[What you should do] Transcribe everything in the data word for word. Pictures are left out.

* BEGIN *

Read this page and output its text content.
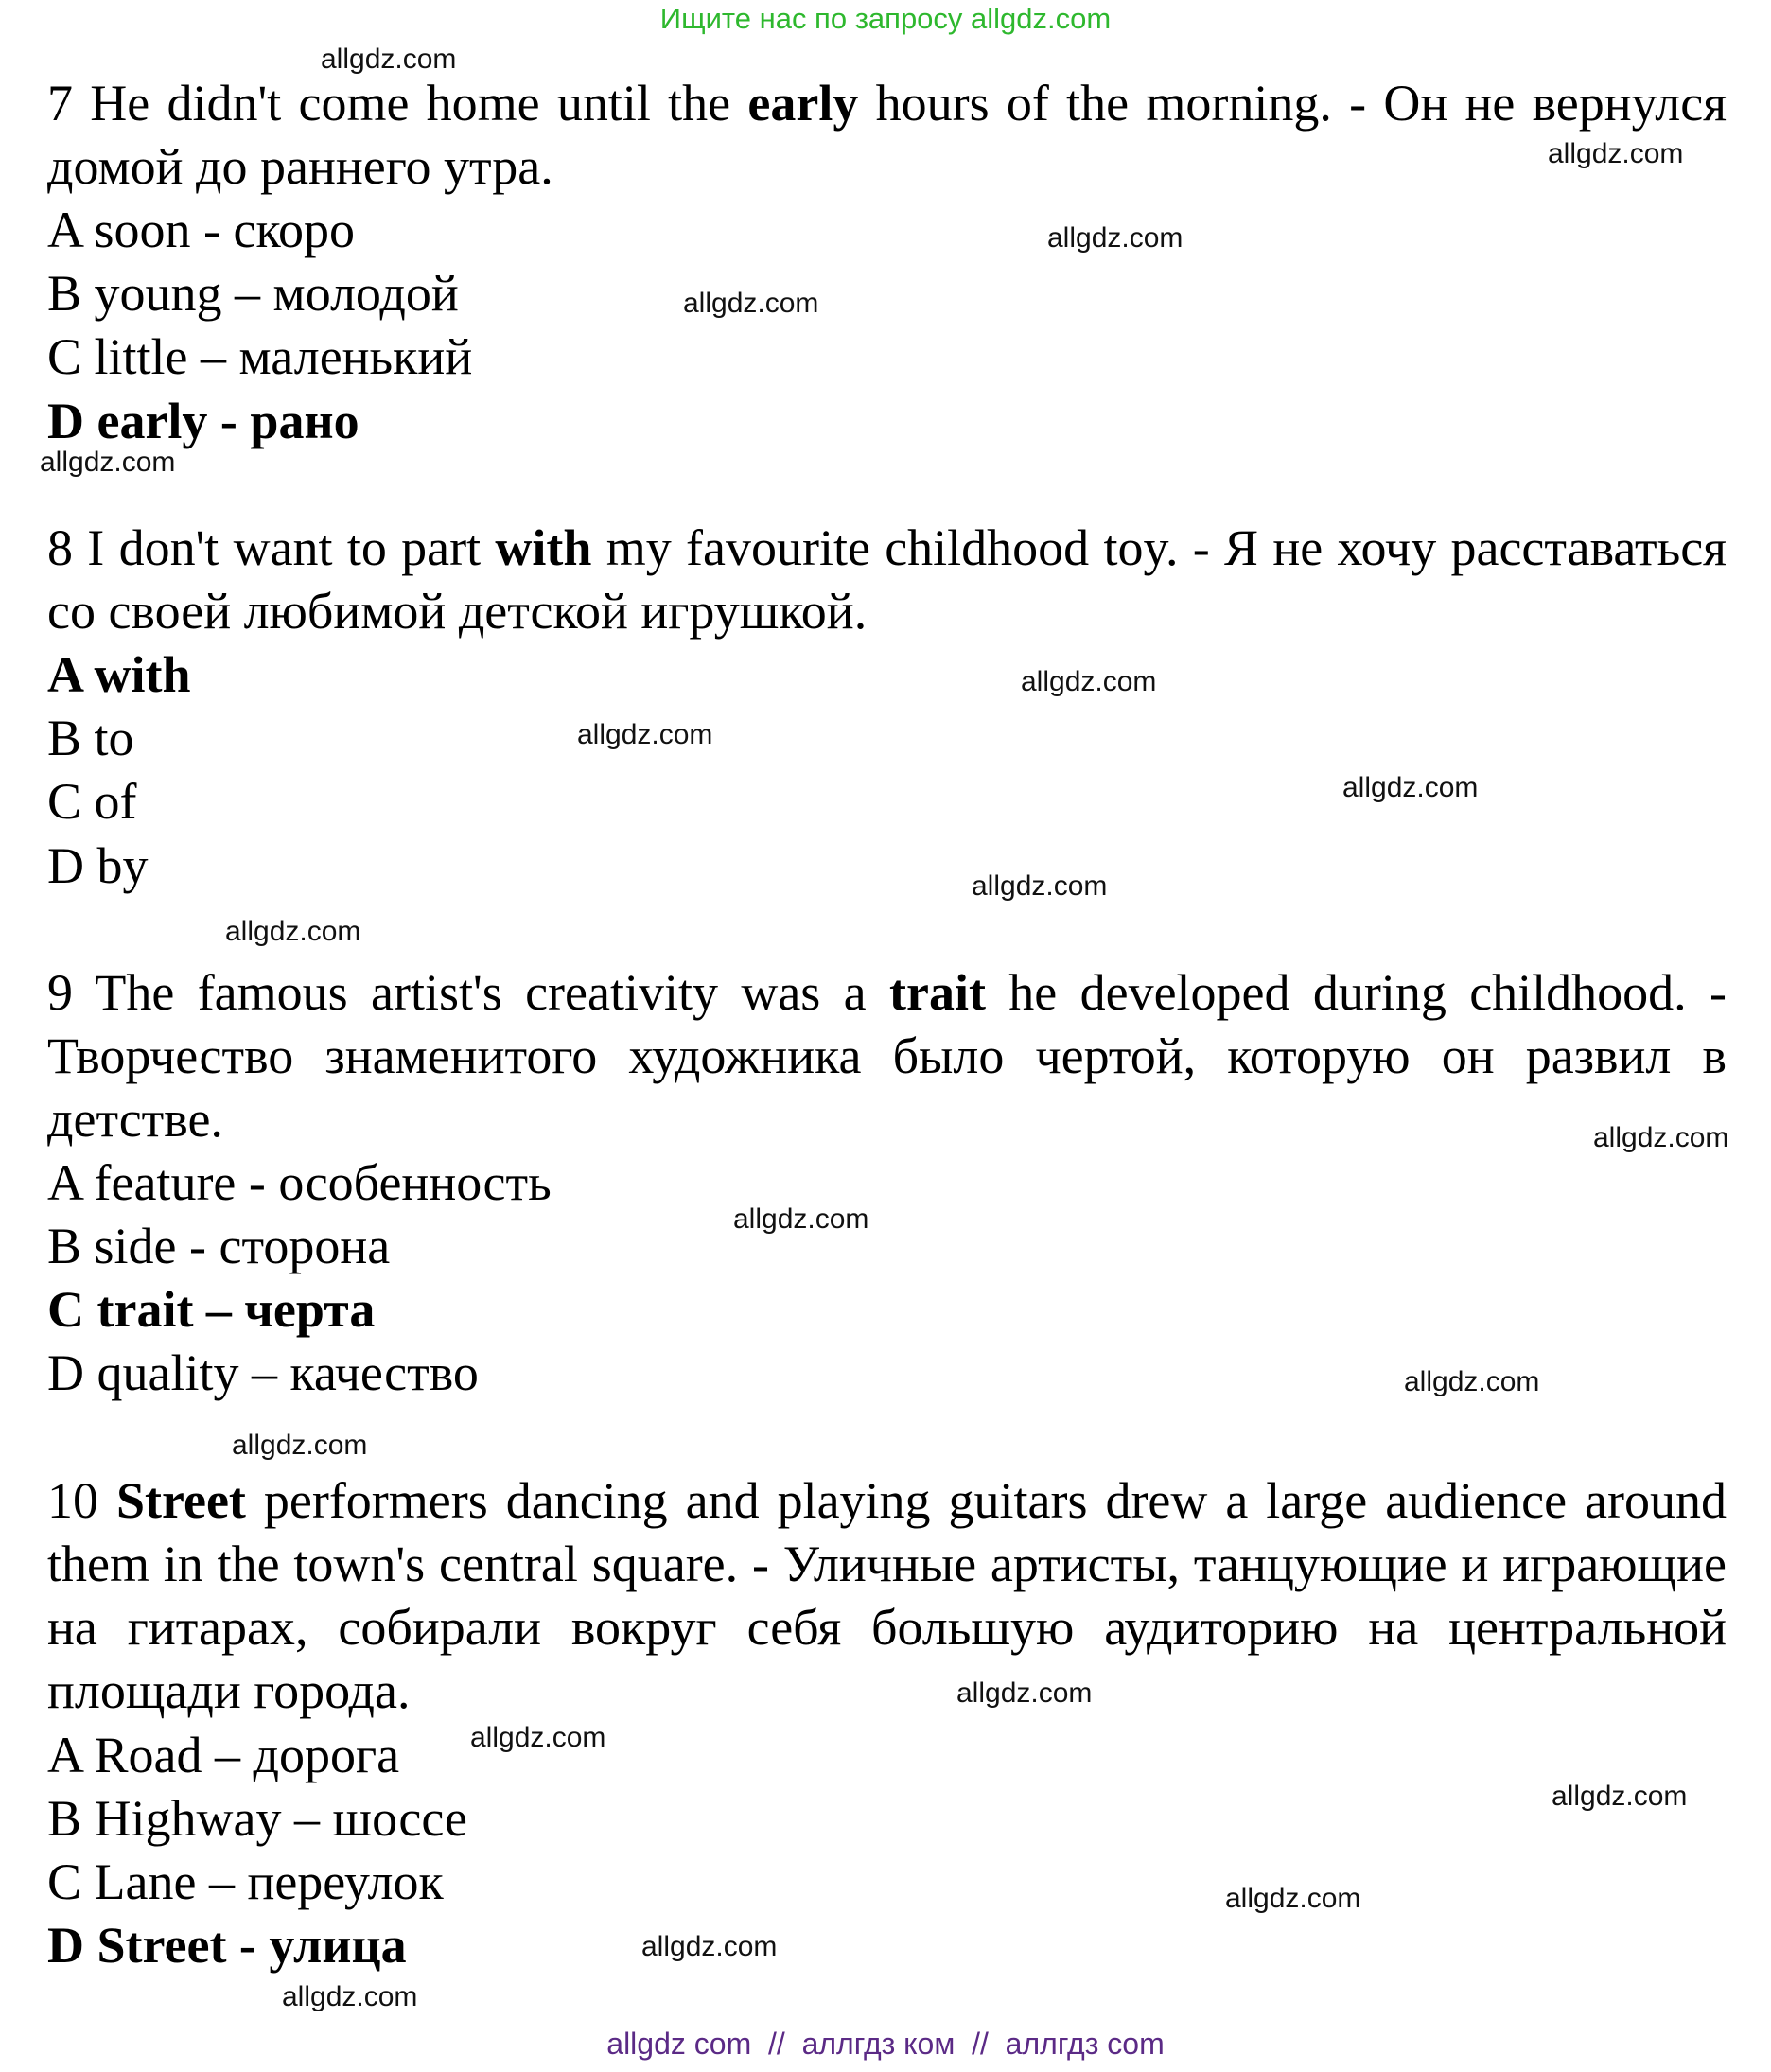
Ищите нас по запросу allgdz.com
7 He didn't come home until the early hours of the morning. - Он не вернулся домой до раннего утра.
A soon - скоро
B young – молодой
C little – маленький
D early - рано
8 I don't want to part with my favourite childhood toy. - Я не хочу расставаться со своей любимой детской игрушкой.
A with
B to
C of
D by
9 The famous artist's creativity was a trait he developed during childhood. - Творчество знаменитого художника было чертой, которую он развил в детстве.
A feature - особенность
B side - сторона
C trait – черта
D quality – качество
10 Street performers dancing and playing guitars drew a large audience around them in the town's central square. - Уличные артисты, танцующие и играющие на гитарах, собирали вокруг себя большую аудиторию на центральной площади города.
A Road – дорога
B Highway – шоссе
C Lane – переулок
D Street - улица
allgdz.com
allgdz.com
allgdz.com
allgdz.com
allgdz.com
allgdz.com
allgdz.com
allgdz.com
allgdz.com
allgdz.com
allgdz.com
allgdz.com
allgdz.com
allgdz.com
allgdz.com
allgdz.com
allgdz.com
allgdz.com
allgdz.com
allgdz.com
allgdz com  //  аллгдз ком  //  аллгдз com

* END *

[Reply]
Read this page and output its text content.
Ищите нас по запросу allgdz.com
7 He didn't come home until the early hours of the morning. - Он не вернулся домой до раннего утра.
A soon - скоро
B young – молодой
C little – маленький
D early - рано
8 I don't want to part with my favourite childhood toy. - Я не хочу расставаться со своей любимой детской игрушкой.
A with
B to
C of
D by
9 The famous artist's creativity was a trait he developed during childhood. - Творчество знаменитого художника было чертой, которую он развил в детстве.
A feature - особенность
B side - сторона
C trait – черта
D quality – качество
10 Street performers dancing and playing guitars drew a large audience around them in the town's central square. - Уличные артисты, танцующие и играющие на гитарах, собирали вокруг себя большую аудиторию на центральной площади города.
A Road – дорога
B Highway – шоссе
C Lane – переулок
D Street - улица
allgdz.com
allgdz.com
allgdz.com
allgdz.com
allgdz.com
allgdz.com
allgdz.com
allgdz.com
allgdz.com
allgdz.com
allgdz.com
allgdz.com
allgdz.com
allgdz.com
allgdz.com
allgdz.com
allgdz.com
allgdz.com
allgdz.com
allgdz.com
allgdz com  //  аллгдз ком  //  аллгдз com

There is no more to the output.